-- BEGIN Exercise material --

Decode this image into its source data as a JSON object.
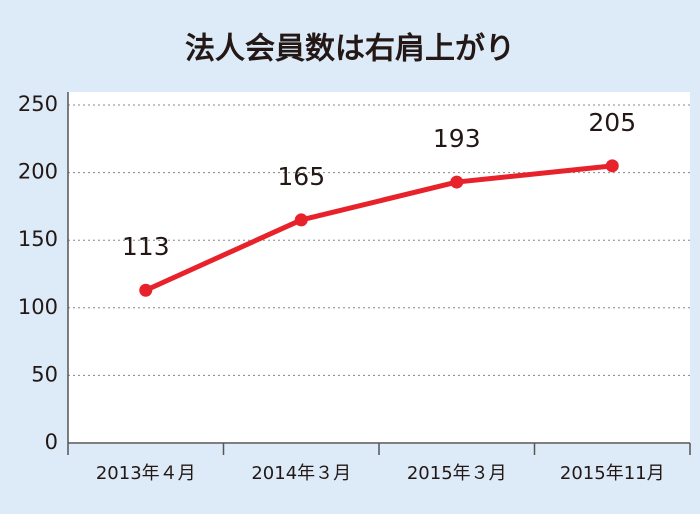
{
  "chart_data": {
    "type": "line",
    "title": "法人会員数は右肩上がり",
    "categories": [
      "2013年４月",
      "2014年３月",
      "2015年３月",
      "2015年11月"
    ],
    "values": [
      113,
      165,
      193,
      205
    ],
    "color": "#e8222b",
    "ylim": [
      0,
      250
    ],
    "yticks": [
      0,
      50,
      100,
      150,
      200,
      250
    ],
    "grid": true
  }
}
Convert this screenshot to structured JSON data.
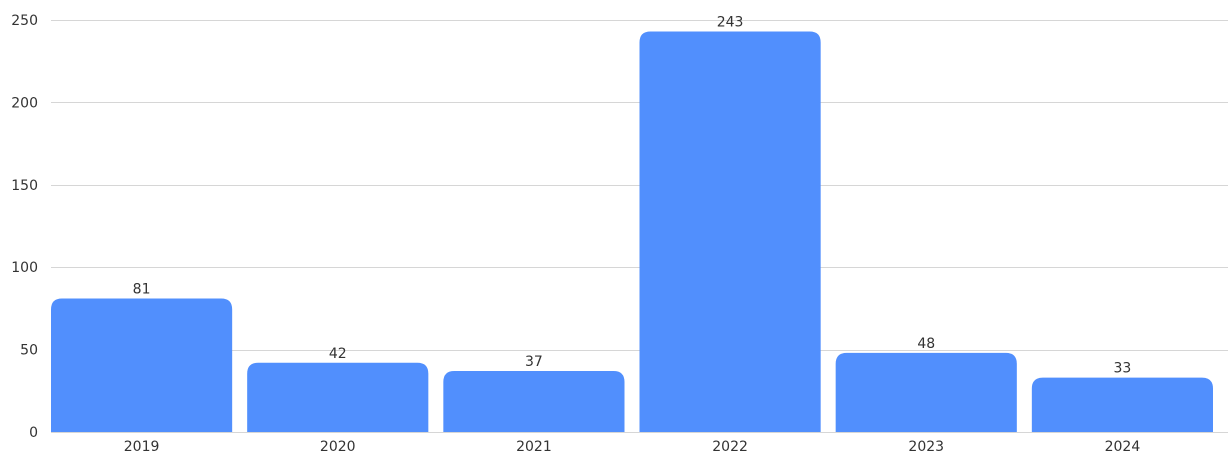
{
  "chart_data": {
    "type": "bar",
    "categories": [
      "2019",
      "2020",
      "2021",
      "2022",
      "2023",
      "2024"
    ],
    "values": [
      81,
      42,
      37,
      243,
      48,
      33
    ],
    "data_labels": [
      "81",
      "42",
      "37",
      "243",
      "48",
      "33"
    ],
    "title": "",
    "xlabel": "",
    "ylabel": "",
    "ylim": [
      0,
      250
    ],
    "yticks": [
      0,
      50,
      100,
      150,
      200,
      250
    ],
    "ytick_labels": [
      "0",
      "50",
      "100",
      "150",
      "200",
      "250"
    ],
    "grid": true,
    "legend": "none",
    "bar_color": "#518ffd"
  }
}
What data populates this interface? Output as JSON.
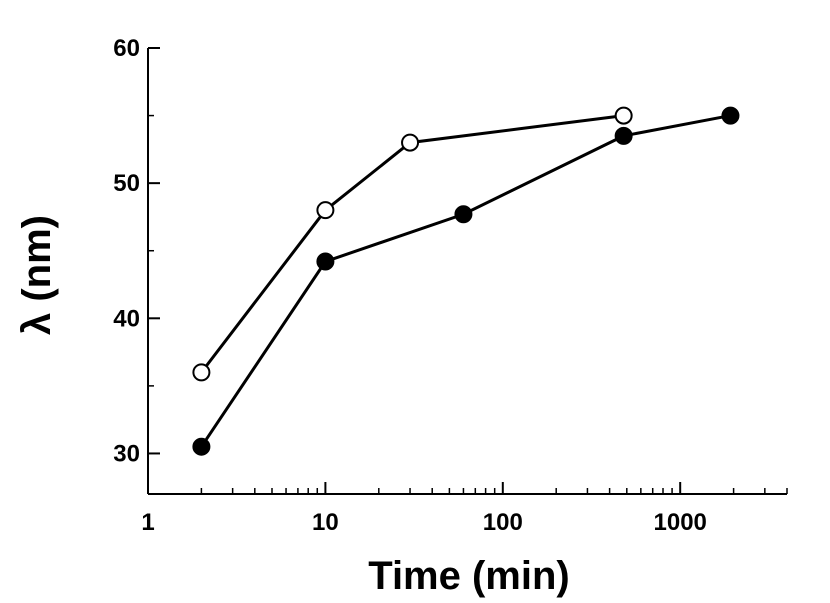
{
  "chart_data": {
    "type": "line",
    "title": "",
    "xlabel": "Time (min)",
    "ylabel": "λ (nm)",
    "x_scale": "log",
    "xlim": [
      1,
      4000
    ],
    "ylim": [
      27,
      60
    ],
    "x_ticks": [
      {
        "value": 1,
        "label": "1"
      },
      {
        "value": 10,
        "label": "10"
      },
      {
        "value": 100,
        "label": "100"
      },
      {
        "value": 1000,
        "label": "1000"
      }
    ],
    "y_ticks": [
      {
        "value": 30,
        "label": "30"
      },
      {
        "value": 40,
        "label": "40"
      },
      {
        "value": 50,
        "label": "50"
      },
      {
        "value": 60,
        "label": "60"
      }
    ],
    "grid": false,
    "legend": "none",
    "series": [
      {
        "marker": "open-circle",
        "color": "#000000",
        "points": [
          {
            "x": 2,
            "y": 36
          },
          {
            "x": 10,
            "y": 48
          },
          {
            "x": 30,
            "y": 53
          },
          {
            "x": 480,
            "y": 55
          }
        ]
      },
      {
        "marker": "filled-circle",
        "color": "#000000",
        "points": [
          {
            "x": 2,
            "y": 30.5
          },
          {
            "x": 10,
            "y": 44.2
          },
          {
            "x": 60,
            "y": 47.7
          },
          {
            "x": 480,
            "y": 53.5
          },
          {
            "x": 1920,
            "y": 55
          }
        ]
      }
    ]
  }
}
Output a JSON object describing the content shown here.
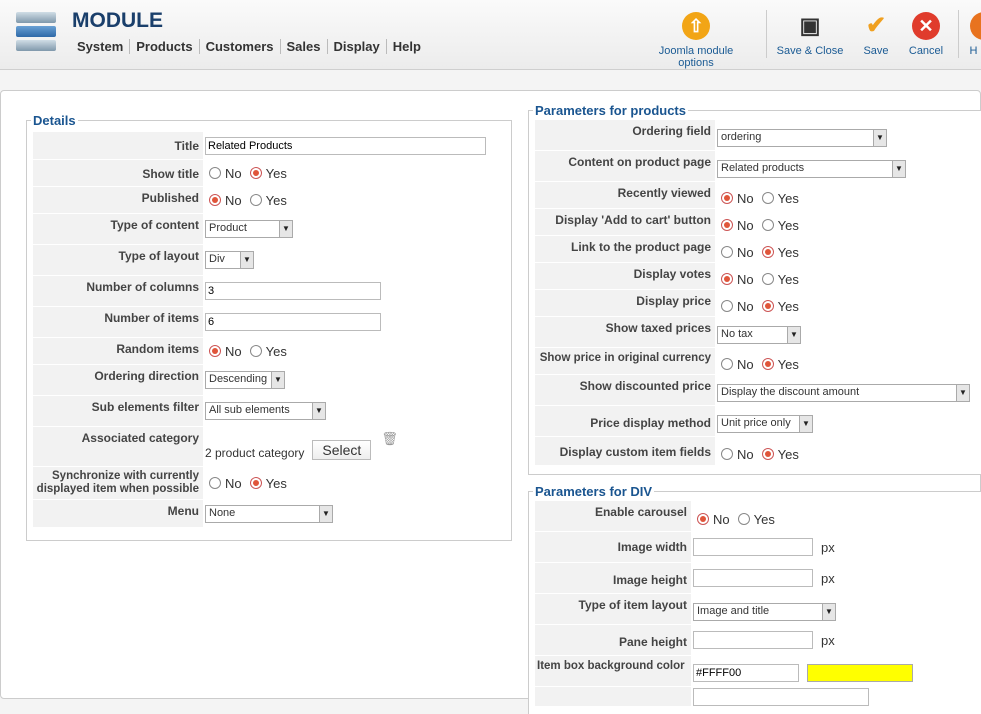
{
  "header": {
    "title": "MODULE",
    "menu": [
      "System",
      "Products",
      "Customers",
      "Sales",
      "Display",
      "Help"
    ]
  },
  "toolbar": {
    "options": "Joomla module options",
    "save_close": "Save & Close",
    "save": "Save",
    "cancel": "Cancel",
    "help": "H"
  },
  "details": {
    "legend": "Details",
    "title_label": "Title",
    "title_value": "Related Products",
    "show_title_label": "Show title",
    "published_label": "Published",
    "type_content_label": "Type of content",
    "type_content_value": "Product",
    "type_layout_label": "Type of layout",
    "type_layout_value": "Div",
    "num_columns_label": "Number of columns",
    "num_columns_value": "3",
    "num_items_label": "Number of items",
    "num_items_value": "6",
    "random_label": "Random items",
    "ordering_dir_label": "Ordering direction",
    "ordering_dir_value": "Descending",
    "sub_filter_label": "Sub elements filter",
    "sub_filter_value": "All sub elements",
    "assoc_cat_label": "Associated category",
    "assoc_cat_value": "2 product category",
    "select_button": "Select",
    "sync_label": "Synchronize with currently displayed item when possible",
    "menu_label": "Menu",
    "menu_value": "None"
  },
  "radio": {
    "no": "No",
    "yes": "Yes"
  },
  "products": {
    "legend": "Parameters for products",
    "ordering_field_label": "Ordering field",
    "ordering_field_value": "ordering",
    "content_page_label": "Content on product page",
    "content_page_value": "Related products",
    "recently_viewed_label": "Recently viewed",
    "add_cart_label": "Display 'Add to cart' button",
    "link_page_label": "Link to the product page",
    "votes_label": "Display votes",
    "price_label": "Display price",
    "taxed_label": "Show taxed prices",
    "taxed_value": "No tax",
    "orig_currency_label": "Show price in original currency",
    "discounted_label": "Show discounted price",
    "discounted_value": "Display the discount amount",
    "price_method_label": "Price display method",
    "price_method_value": "Unit price only",
    "custom_fields_label": "Display custom item fields"
  },
  "div": {
    "legend": "Parameters for DIV",
    "carousel_label": "Enable carousel",
    "img_width_label": "Image width",
    "img_height_label": "Image height",
    "px": "px",
    "item_layout_label": "Type of item layout",
    "item_layout_value": "Image and title",
    "pane_height_label": "Pane height",
    "bg_color_label": "Item box background color",
    "bg_color_value": "#FFFF00"
  },
  "colors": {
    "accent": "#1a5590",
    "swatch": "#FFFF00"
  }
}
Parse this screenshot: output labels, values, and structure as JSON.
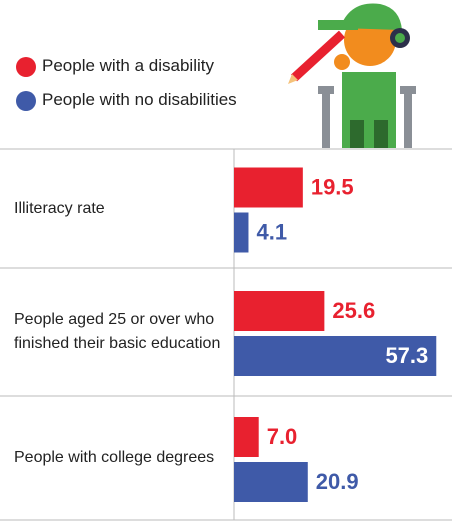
{
  "chart_data": {
    "type": "bar",
    "orientation": "horizontal",
    "categories": [
      "Illiteracy rate",
      "People aged 25 or over who finished their basic education",
      "People with college degrees"
    ],
    "series": [
      {
        "name": "People with a disability",
        "color": "#e8212f",
        "values": [
          19.5,
          25.6,
          7.0
        ],
        "value_labels": [
          "19.5",
          "25.6",
          "7.0"
        ]
      },
      {
        "name": "People with no disabilities",
        "color": "#3f5aa8",
        "values": [
          4.1,
          57.3,
          20.9
        ]
      }
    ]
  }
}
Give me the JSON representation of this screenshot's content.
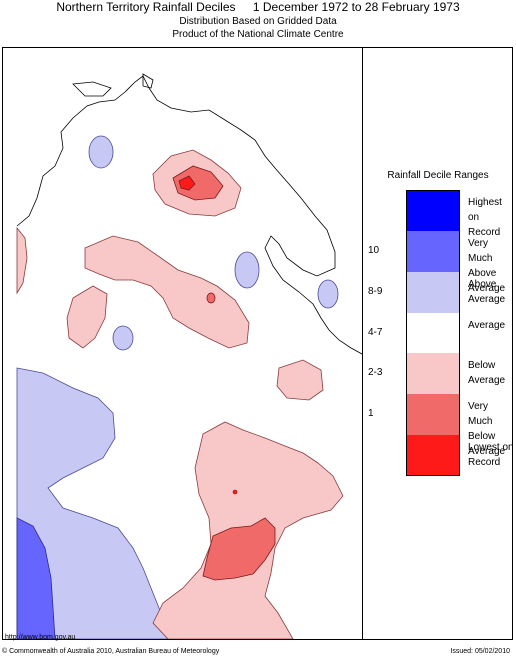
{
  "header": {
    "title": "Northern Territory Rainfall Deciles",
    "date_range": "1 December 1972 to 28 February 1973",
    "subtitle1": "Distribution Based on Gridded Data",
    "subtitle2": "Product of the National Climate Centre"
  },
  "legend": {
    "title": "Rainfall Decile Ranges",
    "items": [
      {
        "code": "",
        "label": "Highest on Record",
        "color": "#0000ff"
      },
      {
        "code": "10",
        "label": "Very Much Above Average",
        "color": "#6666ff"
      },
      {
        "code": "8-9",
        "label": "Above Average",
        "color": "#c8c8f5"
      },
      {
        "code": "4-7",
        "label": "Average",
        "color": "#ffffff"
      },
      {
        "code": "2-3",
        "label": "Below Average",
        "color": "#f8c8c8"
      },
      {
        "code": "1",
        "label": "Very Much Below Average",
        "color": "#f06a6a"
      },
      {
        "code": "",
        "label": "Lowest on Record",
        "color": "#ff1a1a"
      }
    ]
  },
  "footer": {
    "url": "http://www.bom.gov.au",
    "copyright": "© Commonwealth of Australia 2010, Australian Bureau of Meteorology",
    "issued": "Issued: 05/02/2010"
  }
}
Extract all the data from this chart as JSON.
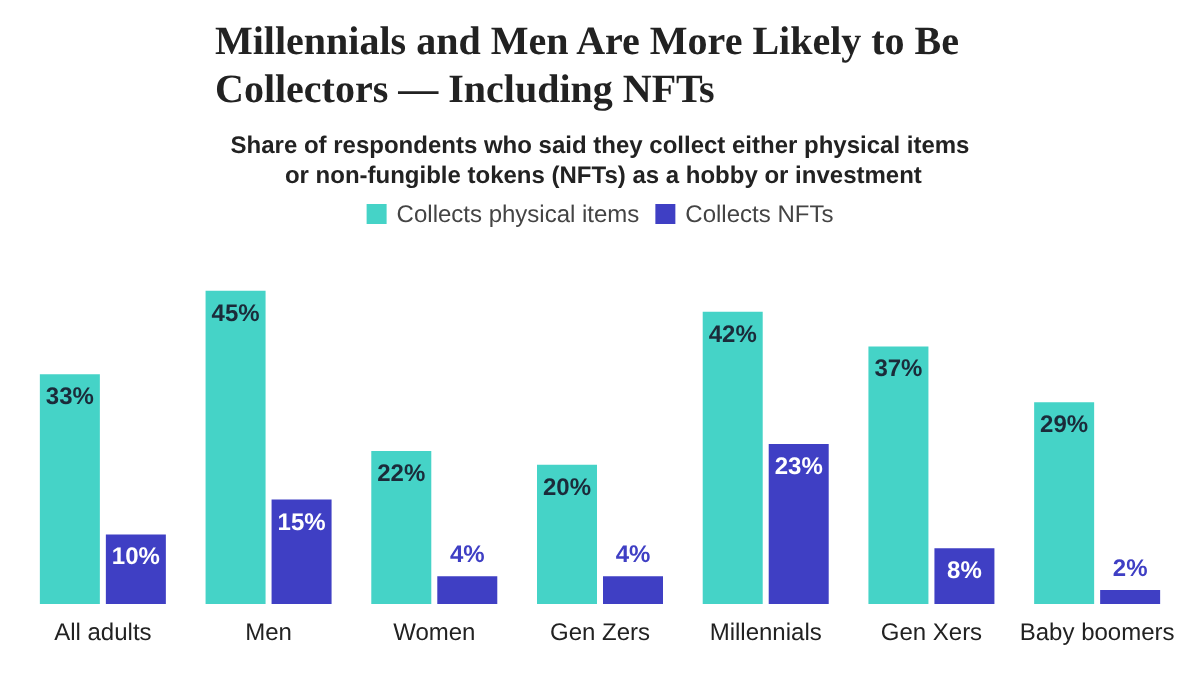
{
  "chart_data": {
    "type": "bar",
    "title": "Millennials and Men Are More Likely to Be Collectors — Including NFTs",
    "subtitle": "Share of respondents who said they collect either physical items or non-fungible tokens (NFTs) as a hobby or investment",
    "categories": [
      "All adults",
      "Men",
      "Women",
      "Gen Zers",
      "Millennials",
      "Gen Xers",
      "Baby boomers"
    ],
    "series": [
      {
        "name": "Collects physical items",
        "color": "#45d3c7",
        "values": [
          33,
          45,
          22,
          20,
          42,
          37,
          29
        ],
        "value_labels": [
          "33%",
          "45%",
          "22%",
          "20%",
          "42%",
          "37%",
          "29%"
        ]
      },
      {
        "name": "Collects NFTs",
        "color": "#3f3fc4",
        "values": [
          10,
          15,
          4,
          4,
          23,
          8,
          2
        ],
        "value_labels": [
          "10%",
          "15%",
          "4%",
          "4%",
          "23%",
          "8%",
          "2%"
        ]
      }
    ],
    "legend": "top"
  }
}
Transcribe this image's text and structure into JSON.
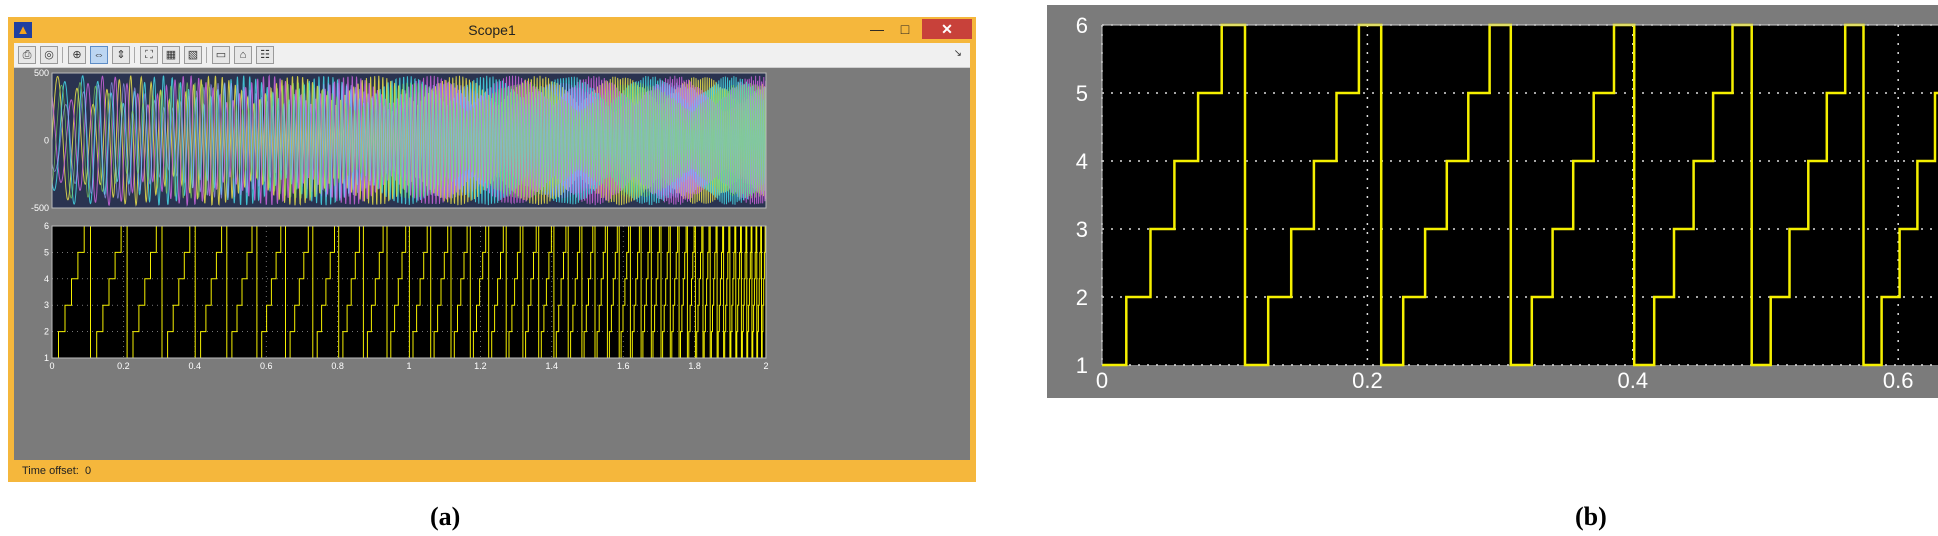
{
  "window": {
    "title": "Scope1",
    "min_label": "—",
    "max_label": "□",
    "close_label": "✕",
    "toolbar": {
      "items": [
        {
          "name": "print-icon",
          "glyph": "⎙"
        },
        {
          "name": "parameters-icon",
          "glyph": "◎"
        },
        {
          "name": "zoom-in-icon",
          "glyph": "⊕"
        },
        {
          "name": "zoom-x-icon",
          "glyph": "⇔"
        },
        {
          "name": "zoom-y-icon",
          "glyph": "⇕"
        },
        {
          "name": "autoscale-icon",
          "glyph": "⛶"
        },
        {
          "name": "save-axes-icon",
          "glyph": "▦"
        },
        {
          "name": "restore-axes-icon",
          "glyph": "▧"
        },
        {
          "name": "floating-scope-icon",
          "glyph": "▭"
        },
        {
          "name": "lock-icon",
          "glyph": "⌂"
        },
        {
          "name": "signal-selection-icon",
          "glyph": "☷"
        }
      ],
      "menu_arrow": "↘"
    },
    "status_label": "Time offset:",
    "status_value": "0"
  },
  "chart_data": [
    {
      "type": "line",
      "panel": "a-top",
      "description_series": "three-phase sinusoidal signals with varying envelope",
      "ylim": [
        -500,
        500
      ],
      "xlim": [
        0,
        2
      ],
      "yticks": [
        "500",
        "0",
        "-500"
      ],
      "ytick_values": [
        500,
        0,
        -500
      ],
      "series_colors": [
        "#e2d94a",
        "#c462d6",
        "#44d0e0",
        "#9c9fff",
        "#88dd5a",
        "#ffffff"
      ],
      "grid": true
    },
    {
      "type": "line",
      "panel": "a-bottom",
      "ylim": [
        1,
        6
      ],
      "xlim": [
        0,
        2
      ],
      "yticks": [
        "6",
        "5",
        "4",
        "3",
        "2",
        "1"
      ],
      "ytick_values": [
        6,
        5,
        4,
        3,
        2,
        1
      ],
      "xticks": [
        "0",
        "0.2",
        "0.4",
        "0.6",
        "0.8",
        "1",
        "1.2",
        "1.4",
        "1.6",
        "1.8",
        "2"
      ],
      "xtick_values": [
        0,
        0.2,
        0.4,
        0.6,
        0.8,
        1,
        1.2,
        1.4,
        1.6,
        1.8,
        2
      ],
      "series": [
        {
          "color": "#f5f000",
          "period_start": 0.11,
          "period_end": 0.012,
          "levels": [
            1,
            2,
            3,
            4,
            5,
            6
          ]
        }
      ],
      "grid": true
    },
    {
      "type": "line",
      "panel": "b",
      "ylim": [
        1,
        6
      ],
      "xlim": [
        0,
        0.63
      ],
      "yticks": [
        "6",
        "5",
        "4",
        "3",
        "2",
        "1"
      ],
      "ytick_values": [
        6,
        5,
        4,
        3,
        2,
        1
      ],
      "xticks": [
        "0",
        "0.2",
        "0.4",
        "0.6"
      ],
      "xtick_values": [
        0,
        0.2,
        0.4,
        0.6
      ],
      "series": [
        {
          "color": "#f5f000",
          "period_start": 0.11,
          "period_end": 0.012,
          "levels": [
            1,
            2,
            3,
            4,
            5,
            6
          ]
        }
      ],
      "grid": true
    }
  ],
  "captions": {
    "a": "(a)",
    "b": "(b)"
  }
}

-- END Exercise material --

## Instruction
Locate all lines in the listing above with the word "JSON" and copy them.

## Expected output
Decode this image into its source data as a JSON object.
Convert this screenshot to structured JSON data.
What data populates this interface? Output as JSON.
Output a JSON object describing the content shown here.
Parse this screenshot: output labels, values, and structure as JSON.
Give me the JSON representation of this screenshot's content.
Extract all the data from this chart as JSON.
Transcribe this image's text and structure into JSON.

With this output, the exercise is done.